• _The problem_
Reproduce the listing below without changes, except that pictures are left out.

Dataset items
....
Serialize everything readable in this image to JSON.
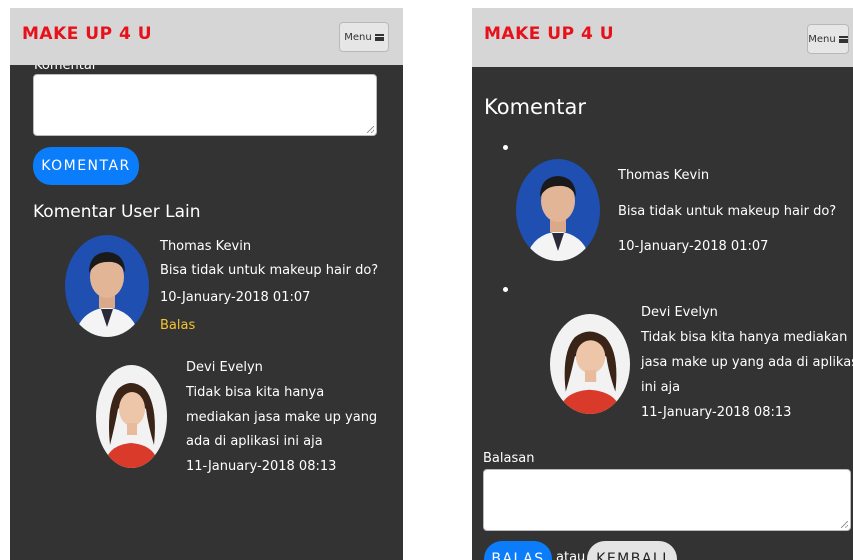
{
  "app": {
    "brand": "MAKE UP 4 U",
    "menu_label": "Menu"
  },
  "left": {
    "comment_field_label": "Komentar",
    "comment_button": "KOMENTAR",
    "section_title": "Komentar User Lain",
    "comments": [
      {
        "name": "Thomas Kevin",
        "lines": [
          "Bisa tidak untuk makeup hair do?"
        ],
        "date": "10-January-2018 01:07",
        "reply_link": "Balas"
      },
      {
        "name": "Devi Evelyn",
        "lines": [
          "Tidak bisa kita hanya",
          "mediakan jasa make up yang",
          "ada di aplikasi ini aja"
        ],
        "date": "11-January-2018 08:13"
      }
    ]
  },
  "right": {
    "title": "Komentar",
    "comments": [
      {
        "name": "Thomas Kevin",
        "lines": [
          "Bisa tidak untuk makeup hair do?"
        ],
        "date": "10-January-2018 01:07"
      },
      {
        "name": "Devi Evelyn",
        "lines": [
          "Tidak bisa kita hanya mediakan",
          "jasa make up yang ada di aplikasi",
          "ini aja"
        ],
        "date": "11-January-2018 08:13"
      }
    ],
    "reply_label": "Balasan",
    "reply_button": "BALAS",
    "or_text": "atau",
    "back_button": "KEMBALI"
  },
  "colors": {
    "brand": "#e8101a",
    "accent_blue": "#0b7dfb",
    "link_yellow": "#f5c431",
    "background": "#333333",
    "navbar": "#d6d6d6"
  }
}
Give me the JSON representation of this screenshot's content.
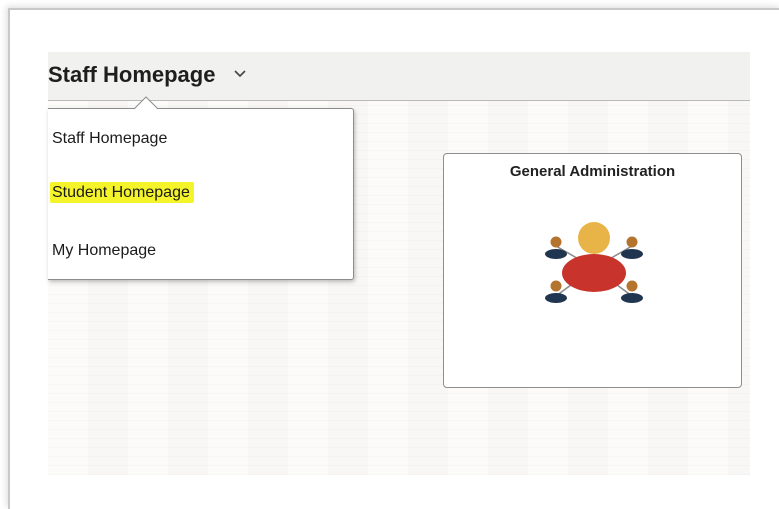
{
  "header": {
    "title": "Staff Homepage",
    "chevron_icon": "chevron-down-icon"
  },
  "dropdown": {
    "items": [
      {
        "label": "Staff Homepage",
        "highlighted": false
      },
      {
        "label": "Student Homepage",
        "highlighted": true
      },
      {
        "label": "My Homepage",
        "highlighted": false
      }
    ],
    "highlight_color": "#f5f32a"
  },
  "tiles": [
    {
      "title": "General Administration",
      "icon": "people-network-icon",
      "colors": {
        "center_head": "#e8b347",
        "center_body": "#c8332b",
        "satellite_head": "#b5742d",
        "satellite_body": "#1f3550"
      }
    }
  ]
}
....
• _Result of this task_
Serialize everything readable in this image to JSON.
{
  "app": {
    "brand": "MAKE UP 4 U",
    "menu_label": "Menu"
  },
  "left": {
    "comment_field_label": "Komentar",
    "comment_button": "KOMENTAR",
    "section_title": "Komentar User Lain",
    "comments": [
      {
        "name": "Thomas Kevin",
        "lines": [
          "Bisa tidak untuk makeup hair do?"
        ],
        "date": "10-January-2018 01:07",
        "reply_link": "Balas"
      },
      {
        "name": "Devi Evelyn",
        "lines": [
          "Tidak bisa kita hanya",
          "mediakan jasa make up yang",
          "ada di aplikasi ini aja"
        ],
        "date": "11-January-2018 08:13"
      }
    ]
  },
  "right": {
    "title": "Komentar",
    "comments": [
      {
        "name": "Thomas Kevin",
        "lines": [
          "Bisa tidak untuk makeup hair do?"
        ],
        "date": "10-January-2018 01:07"
      },
      {
        "name": "Devi Evelyn",
        "lines": [
          "Tidak bisa kita hanya mediakan",
          "jasa make up yang ada di aplikasi",
          "ini aja"
        ],
        "date": "11-January-2018 08:13"
      }
    ],
    "reply_label": "Balasan",
    "reply_button": "BALAS",
    "or_text": "atau",
    "back_button": "KEMBALI"
  },
  "colors": {
    "brand": "#e8101a",
    "accent_blue": "#0b7dfb",
    "link_yellow": "#f5c431",
    "background": "#333333",
    "navbar": "#d6d6d6"
  }
}
Give me the JSON representation of this screenshot's content.
{
  "header": {
    "title": "Staff Homepage",
    "chevron_icon": "chevron-down-icon"
  },
  "dropdown": {
    "items": [
      {
        "label": "Staff Homepage",
        "highlighted": false
      },
      {
        "label": "Student Homepage",
        "highlighted": true
      },
      {
        "label": "My Homepage",
        "highlighted": false
      }
    ],
    "highlight_color": "#f5f32a"
  },
  "tiles": [
    {
      "title": "General Administration",
      "icon": "people-network-icon",
      "colors": {
        "center_head": "#e8b347",
        "center_body": "#c8332b",
        "satellite_head": "#b5742d",
        "satellite_body": "#1f3550"
      }
    }
  ]
}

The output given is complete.